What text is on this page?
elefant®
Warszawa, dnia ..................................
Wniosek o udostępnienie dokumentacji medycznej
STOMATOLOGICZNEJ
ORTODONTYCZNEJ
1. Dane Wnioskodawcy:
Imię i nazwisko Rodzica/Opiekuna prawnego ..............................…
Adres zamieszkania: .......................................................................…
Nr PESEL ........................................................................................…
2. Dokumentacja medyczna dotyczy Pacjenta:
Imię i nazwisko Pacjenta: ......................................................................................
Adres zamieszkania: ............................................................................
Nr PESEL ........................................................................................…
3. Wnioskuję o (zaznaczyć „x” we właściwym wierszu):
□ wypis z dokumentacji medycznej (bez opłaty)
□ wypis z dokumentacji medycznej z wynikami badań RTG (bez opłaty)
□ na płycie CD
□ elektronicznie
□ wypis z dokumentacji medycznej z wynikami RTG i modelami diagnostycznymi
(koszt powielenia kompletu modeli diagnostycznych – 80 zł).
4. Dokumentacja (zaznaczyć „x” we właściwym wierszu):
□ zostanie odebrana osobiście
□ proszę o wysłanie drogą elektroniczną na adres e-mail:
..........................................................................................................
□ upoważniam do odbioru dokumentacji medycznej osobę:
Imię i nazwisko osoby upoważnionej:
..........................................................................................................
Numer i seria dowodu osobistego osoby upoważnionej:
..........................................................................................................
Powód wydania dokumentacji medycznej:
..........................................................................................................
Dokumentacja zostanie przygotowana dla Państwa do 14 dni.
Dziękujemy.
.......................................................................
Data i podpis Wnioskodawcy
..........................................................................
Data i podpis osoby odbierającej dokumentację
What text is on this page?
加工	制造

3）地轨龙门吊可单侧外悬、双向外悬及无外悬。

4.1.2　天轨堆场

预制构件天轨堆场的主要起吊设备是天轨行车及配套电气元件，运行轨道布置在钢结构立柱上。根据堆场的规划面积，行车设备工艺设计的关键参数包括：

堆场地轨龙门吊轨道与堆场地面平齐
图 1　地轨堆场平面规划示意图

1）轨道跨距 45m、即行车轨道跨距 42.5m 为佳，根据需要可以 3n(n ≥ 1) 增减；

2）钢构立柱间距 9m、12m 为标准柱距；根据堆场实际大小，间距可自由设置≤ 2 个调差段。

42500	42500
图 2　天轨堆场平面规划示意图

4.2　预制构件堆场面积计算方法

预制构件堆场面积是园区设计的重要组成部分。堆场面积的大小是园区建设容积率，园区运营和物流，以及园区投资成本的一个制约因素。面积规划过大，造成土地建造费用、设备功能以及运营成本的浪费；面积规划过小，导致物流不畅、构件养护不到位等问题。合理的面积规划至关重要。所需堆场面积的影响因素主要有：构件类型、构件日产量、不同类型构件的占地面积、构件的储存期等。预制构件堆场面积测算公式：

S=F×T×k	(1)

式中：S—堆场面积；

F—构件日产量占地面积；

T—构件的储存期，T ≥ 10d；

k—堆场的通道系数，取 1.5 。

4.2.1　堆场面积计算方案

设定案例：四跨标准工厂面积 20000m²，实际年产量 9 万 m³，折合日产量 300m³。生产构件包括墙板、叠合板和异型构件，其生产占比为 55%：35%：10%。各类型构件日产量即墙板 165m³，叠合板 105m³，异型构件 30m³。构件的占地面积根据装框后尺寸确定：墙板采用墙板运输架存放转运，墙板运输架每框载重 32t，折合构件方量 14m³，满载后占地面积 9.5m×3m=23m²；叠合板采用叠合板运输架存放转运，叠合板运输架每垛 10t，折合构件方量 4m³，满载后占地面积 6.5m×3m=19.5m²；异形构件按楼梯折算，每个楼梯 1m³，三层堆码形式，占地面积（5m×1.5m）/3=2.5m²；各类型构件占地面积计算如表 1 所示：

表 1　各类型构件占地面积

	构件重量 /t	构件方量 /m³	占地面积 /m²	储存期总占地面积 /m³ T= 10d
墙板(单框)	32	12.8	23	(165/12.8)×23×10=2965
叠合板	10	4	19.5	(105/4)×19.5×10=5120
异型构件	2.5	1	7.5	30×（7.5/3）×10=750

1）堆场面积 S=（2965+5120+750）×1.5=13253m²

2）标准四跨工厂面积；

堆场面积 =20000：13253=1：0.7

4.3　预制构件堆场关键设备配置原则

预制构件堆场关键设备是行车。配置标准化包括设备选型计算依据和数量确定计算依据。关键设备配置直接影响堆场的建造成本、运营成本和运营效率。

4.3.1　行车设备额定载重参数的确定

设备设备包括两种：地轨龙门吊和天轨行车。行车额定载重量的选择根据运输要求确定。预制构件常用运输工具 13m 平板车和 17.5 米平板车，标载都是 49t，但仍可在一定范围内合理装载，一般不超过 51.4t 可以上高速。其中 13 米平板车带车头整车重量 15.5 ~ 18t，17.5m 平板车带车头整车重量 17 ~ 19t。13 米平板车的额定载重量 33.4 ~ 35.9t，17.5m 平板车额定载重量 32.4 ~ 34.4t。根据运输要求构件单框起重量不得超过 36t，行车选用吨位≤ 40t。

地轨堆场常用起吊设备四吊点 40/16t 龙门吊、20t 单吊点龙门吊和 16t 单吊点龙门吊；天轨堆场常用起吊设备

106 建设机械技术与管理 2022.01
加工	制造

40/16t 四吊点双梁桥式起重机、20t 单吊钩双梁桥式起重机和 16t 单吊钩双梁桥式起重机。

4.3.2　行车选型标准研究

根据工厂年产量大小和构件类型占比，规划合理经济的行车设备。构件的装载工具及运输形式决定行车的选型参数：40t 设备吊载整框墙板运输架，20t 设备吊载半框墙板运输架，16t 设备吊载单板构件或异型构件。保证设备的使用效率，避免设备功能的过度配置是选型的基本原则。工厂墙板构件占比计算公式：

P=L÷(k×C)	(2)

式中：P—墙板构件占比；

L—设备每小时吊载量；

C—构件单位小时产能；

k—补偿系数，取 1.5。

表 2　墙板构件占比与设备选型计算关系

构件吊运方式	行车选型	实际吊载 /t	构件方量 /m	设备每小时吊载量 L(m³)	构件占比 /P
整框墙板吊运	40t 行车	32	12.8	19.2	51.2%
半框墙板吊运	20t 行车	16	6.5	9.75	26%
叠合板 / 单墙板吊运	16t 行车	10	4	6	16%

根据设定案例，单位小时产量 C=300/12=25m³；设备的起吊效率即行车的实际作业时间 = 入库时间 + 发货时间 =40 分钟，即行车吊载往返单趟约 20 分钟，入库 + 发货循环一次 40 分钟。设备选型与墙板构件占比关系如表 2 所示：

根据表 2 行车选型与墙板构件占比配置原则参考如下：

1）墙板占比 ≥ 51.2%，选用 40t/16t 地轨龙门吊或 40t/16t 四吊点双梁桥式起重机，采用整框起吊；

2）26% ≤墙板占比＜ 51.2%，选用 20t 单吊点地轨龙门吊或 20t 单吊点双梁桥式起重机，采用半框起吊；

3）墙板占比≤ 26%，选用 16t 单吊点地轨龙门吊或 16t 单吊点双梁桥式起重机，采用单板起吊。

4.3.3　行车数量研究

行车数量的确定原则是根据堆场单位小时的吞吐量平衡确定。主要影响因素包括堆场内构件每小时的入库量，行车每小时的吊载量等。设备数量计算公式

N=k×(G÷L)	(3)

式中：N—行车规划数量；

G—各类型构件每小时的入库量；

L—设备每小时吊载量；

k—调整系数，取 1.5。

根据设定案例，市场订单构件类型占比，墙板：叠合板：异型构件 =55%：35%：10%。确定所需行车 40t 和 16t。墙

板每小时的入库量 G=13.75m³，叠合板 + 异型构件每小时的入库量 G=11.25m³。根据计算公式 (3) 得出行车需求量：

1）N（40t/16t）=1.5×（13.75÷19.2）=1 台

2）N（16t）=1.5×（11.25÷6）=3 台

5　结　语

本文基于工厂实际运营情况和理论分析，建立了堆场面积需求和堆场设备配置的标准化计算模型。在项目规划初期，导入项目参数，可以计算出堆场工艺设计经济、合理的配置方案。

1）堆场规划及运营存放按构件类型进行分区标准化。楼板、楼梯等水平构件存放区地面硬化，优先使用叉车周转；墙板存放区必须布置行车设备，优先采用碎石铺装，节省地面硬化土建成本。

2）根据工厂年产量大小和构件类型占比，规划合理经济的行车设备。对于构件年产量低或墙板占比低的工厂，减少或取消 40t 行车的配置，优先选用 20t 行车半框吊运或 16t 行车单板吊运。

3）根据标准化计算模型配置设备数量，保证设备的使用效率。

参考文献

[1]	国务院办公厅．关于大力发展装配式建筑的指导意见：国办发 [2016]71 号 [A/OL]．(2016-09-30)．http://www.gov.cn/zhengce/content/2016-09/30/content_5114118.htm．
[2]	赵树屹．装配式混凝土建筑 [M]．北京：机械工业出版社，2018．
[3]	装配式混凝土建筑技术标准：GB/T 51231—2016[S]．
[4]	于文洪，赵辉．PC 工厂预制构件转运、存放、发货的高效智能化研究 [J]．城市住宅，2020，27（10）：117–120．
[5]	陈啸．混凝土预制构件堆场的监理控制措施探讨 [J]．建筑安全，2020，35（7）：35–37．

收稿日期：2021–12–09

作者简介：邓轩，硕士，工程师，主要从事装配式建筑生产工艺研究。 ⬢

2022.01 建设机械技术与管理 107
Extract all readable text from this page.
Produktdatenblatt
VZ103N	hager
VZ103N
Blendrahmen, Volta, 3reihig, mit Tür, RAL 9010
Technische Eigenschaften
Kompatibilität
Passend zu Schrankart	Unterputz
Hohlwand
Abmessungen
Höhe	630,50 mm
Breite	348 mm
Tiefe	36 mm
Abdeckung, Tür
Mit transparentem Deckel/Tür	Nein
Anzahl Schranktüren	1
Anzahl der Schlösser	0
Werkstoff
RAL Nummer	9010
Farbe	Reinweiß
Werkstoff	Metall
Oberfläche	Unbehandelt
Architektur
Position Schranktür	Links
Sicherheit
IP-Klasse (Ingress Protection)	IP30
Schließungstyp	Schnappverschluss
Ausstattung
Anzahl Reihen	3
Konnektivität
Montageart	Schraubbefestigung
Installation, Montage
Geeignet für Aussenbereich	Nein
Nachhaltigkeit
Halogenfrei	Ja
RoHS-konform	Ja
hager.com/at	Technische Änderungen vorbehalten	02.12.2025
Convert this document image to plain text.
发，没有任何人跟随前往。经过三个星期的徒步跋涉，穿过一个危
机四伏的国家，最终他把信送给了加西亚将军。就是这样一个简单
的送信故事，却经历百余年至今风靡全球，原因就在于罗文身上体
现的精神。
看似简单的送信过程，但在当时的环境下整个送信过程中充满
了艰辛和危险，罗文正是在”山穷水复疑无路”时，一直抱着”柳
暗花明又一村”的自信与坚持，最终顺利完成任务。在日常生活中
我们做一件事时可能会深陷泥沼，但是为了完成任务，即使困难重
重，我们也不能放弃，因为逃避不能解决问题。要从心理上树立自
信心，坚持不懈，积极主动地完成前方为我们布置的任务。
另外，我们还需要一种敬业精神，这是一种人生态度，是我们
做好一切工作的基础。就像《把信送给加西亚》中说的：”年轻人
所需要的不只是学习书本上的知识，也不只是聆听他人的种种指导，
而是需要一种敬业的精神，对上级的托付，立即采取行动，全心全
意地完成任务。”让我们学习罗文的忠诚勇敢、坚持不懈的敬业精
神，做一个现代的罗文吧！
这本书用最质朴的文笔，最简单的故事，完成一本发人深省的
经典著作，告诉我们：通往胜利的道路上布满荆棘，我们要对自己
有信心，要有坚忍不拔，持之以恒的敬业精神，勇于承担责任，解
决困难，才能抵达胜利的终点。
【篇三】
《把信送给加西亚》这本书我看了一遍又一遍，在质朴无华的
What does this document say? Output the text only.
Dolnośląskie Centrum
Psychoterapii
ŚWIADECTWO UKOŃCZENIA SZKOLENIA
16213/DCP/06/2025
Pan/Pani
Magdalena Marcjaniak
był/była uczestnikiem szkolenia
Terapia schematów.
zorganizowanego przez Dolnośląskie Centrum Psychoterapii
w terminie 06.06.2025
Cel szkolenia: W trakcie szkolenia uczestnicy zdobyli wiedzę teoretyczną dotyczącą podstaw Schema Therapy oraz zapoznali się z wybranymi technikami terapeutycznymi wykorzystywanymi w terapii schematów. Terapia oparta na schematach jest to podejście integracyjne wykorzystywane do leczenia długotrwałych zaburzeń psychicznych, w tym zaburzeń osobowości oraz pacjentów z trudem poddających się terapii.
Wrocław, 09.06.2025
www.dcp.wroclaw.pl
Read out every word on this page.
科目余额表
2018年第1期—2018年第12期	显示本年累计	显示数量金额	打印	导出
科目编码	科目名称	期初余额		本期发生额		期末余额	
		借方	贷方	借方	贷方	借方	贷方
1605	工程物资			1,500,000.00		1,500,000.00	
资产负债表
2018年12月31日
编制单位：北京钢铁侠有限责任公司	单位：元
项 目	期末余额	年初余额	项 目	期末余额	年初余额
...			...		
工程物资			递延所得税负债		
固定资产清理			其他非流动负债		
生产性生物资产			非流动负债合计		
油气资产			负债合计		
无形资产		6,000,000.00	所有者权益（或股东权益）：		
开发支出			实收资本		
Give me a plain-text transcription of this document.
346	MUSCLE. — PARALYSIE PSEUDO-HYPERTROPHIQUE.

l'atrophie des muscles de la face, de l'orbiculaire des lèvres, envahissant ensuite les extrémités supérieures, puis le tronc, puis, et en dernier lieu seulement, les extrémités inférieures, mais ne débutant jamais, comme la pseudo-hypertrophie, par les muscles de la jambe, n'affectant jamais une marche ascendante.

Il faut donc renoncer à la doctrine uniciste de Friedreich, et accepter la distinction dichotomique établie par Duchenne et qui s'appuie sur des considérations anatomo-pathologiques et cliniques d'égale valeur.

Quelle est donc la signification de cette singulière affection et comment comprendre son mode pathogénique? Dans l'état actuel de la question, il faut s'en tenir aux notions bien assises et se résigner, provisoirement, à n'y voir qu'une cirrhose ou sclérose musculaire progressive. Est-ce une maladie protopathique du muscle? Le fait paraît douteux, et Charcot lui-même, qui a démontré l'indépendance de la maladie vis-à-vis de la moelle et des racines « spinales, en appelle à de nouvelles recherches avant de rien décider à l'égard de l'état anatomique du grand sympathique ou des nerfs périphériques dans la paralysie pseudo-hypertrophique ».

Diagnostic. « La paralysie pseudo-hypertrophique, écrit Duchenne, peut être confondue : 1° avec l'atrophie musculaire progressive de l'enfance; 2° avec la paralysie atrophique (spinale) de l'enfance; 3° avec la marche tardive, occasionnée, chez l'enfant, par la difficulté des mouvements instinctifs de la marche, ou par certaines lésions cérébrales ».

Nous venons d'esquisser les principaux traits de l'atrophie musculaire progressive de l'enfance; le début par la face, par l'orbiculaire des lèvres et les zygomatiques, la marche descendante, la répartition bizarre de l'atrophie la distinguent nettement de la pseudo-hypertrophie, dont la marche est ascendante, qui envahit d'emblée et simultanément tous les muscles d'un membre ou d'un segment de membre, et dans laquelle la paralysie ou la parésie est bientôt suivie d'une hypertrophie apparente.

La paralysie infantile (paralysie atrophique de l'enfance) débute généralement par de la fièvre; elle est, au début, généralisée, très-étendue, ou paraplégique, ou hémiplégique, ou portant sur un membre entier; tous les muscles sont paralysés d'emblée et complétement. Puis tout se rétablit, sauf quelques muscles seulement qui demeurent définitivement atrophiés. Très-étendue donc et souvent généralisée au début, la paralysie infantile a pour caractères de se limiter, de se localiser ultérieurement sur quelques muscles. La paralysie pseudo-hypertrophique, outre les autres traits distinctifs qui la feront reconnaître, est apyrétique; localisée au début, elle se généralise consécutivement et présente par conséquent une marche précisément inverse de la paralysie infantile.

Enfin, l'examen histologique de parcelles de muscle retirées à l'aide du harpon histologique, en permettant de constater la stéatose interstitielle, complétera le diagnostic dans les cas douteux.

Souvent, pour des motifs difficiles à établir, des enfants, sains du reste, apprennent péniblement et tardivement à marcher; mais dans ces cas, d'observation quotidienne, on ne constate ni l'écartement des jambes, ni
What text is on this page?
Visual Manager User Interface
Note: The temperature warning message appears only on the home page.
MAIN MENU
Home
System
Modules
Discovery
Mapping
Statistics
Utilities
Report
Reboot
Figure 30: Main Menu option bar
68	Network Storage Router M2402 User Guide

**DIRECTIONS**
Which lines hold the word "Terapia"? Copy every one of them.

**RESULT FOR THIS TASK**
Terapia schematów.
Cel szkolenia: W trakcie szkolenia uczestnicy zdobyli wiedzę teoretyczną dotyczącą podstaw Schema Therapy oraz zapoznali się z wybranymi technikami terapeutycznymi wykorzystywanymi w terapii schematów. Terapia oparta na schematach jest to podejście integracyjne wykorzystywane do leczenia długotrwałych zaburzeń psychicznych, w tym zaburzeń osobowości oraz pacjentów z trudem poddających się terapii.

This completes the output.